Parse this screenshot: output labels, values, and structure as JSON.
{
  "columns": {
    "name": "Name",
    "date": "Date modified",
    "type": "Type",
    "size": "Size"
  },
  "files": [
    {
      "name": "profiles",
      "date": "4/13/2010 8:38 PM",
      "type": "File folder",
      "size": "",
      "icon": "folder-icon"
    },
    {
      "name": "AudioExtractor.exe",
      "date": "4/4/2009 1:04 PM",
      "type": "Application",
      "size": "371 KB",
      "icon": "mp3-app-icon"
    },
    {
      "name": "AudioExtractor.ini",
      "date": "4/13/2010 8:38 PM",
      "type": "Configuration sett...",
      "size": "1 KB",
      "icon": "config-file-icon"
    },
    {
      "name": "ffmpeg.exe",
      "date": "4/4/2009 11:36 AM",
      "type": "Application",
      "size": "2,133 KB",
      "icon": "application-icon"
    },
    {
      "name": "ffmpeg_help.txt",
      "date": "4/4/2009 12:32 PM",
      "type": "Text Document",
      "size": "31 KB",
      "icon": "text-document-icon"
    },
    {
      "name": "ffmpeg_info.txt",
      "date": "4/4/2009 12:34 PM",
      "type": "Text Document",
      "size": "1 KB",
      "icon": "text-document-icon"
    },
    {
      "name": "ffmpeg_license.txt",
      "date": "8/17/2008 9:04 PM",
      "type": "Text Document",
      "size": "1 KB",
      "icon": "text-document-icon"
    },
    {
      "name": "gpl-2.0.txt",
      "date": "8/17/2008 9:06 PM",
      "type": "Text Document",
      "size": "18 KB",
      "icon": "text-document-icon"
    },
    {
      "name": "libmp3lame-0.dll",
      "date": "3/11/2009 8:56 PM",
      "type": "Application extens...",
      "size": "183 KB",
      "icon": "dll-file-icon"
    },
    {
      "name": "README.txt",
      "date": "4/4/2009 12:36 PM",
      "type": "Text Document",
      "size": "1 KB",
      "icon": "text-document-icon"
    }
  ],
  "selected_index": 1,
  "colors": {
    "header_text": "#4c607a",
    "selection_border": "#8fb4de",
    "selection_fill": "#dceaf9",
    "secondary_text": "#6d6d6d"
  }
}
# # # # # # #
DIRECTION — Return all of the entries exactly as they were supplied.

THE RESPONSE —
Parse this screenshot: output labels, values, and structure as JSON.
{
  "columns": {
    "name": "Name",
    "date": "Date modified",
    "type": "Type",
    "size": "Size"
  },
  "files": [
    {
      "name": "profiles",
      "date": "4/13/2010 8:38 PM",
      "type": "File folder",
      "size": "",
      "icon": "folder-icon"
    },
    {
      "name": "AudioExtractor.exe",
      "date": "4/4/2009 1:04 PM",
      "type": "Application",
      "size": "371 KB",
      "icon": "mp3-app-icon"
    },
    {
      "name": "AudioExtractor.ini",
      "date": "4/13/2010 8:38 PM",
      "type": "Configuration sett...",
      "size": "1 KB",
      "icon": "config-file-icon"
    },
    {
      "name": "ffmpeg.exe",
      "date": "4/4/2009 11:36 AM",
      "type": "Application",
      "size": "2,133 KB",
      "icon": "application-icon"
    },
    {
      "name": "ffmpeg_help.txt",
      "date": "4/4/2009 12:32 PM",
      "type": "Text Document",
      "size": "31 KB",
      "icon": "text-document-icon"
    },
    {
      "name": "ffmpeg_info.txt",
      "date": "4/4/2009 12:34 PM",
      "type": "Text Document",
      "size": "1 KB",
      "icon": "text-document-icon"
    },
    {
      "name": "ffmpeg_license.txt",
      "date": "8/17/2008 9:04 PM",
      "type": "Text Document",
      "size": "1 KB",
      "icon": "text-document-icon"
    },
    {
      "name": "gpl-2.0.txt",
      "date": "8/17/2008 9:06 PM",
      "type": "Text Document",
      "size": "18 KB",
      "icon": "text-document-icon"
    },
    {
      "name": "libmp3lame-0.dll",
      "date": "3/11/2009 8:56 PM",
      "type": "Application extens...",
      "size": "183 KB",
      "icon": "dll-file-icon"
    },
    {
      "name": "README.txt",
      "date": "4/4/2009 12:36 PM",
      "type": "Text Document",
      "size": "1 KB",
      "icon": "text-document-icon"
    }
  ],
  "selected_index": 1,
  "colors": {
    "header_text": "#4c607a",
    "selection_border": "#8fb4de",
    "selection_fill": "#dceaf9",
    "secondary_text": "#6d6d6d"
  }
}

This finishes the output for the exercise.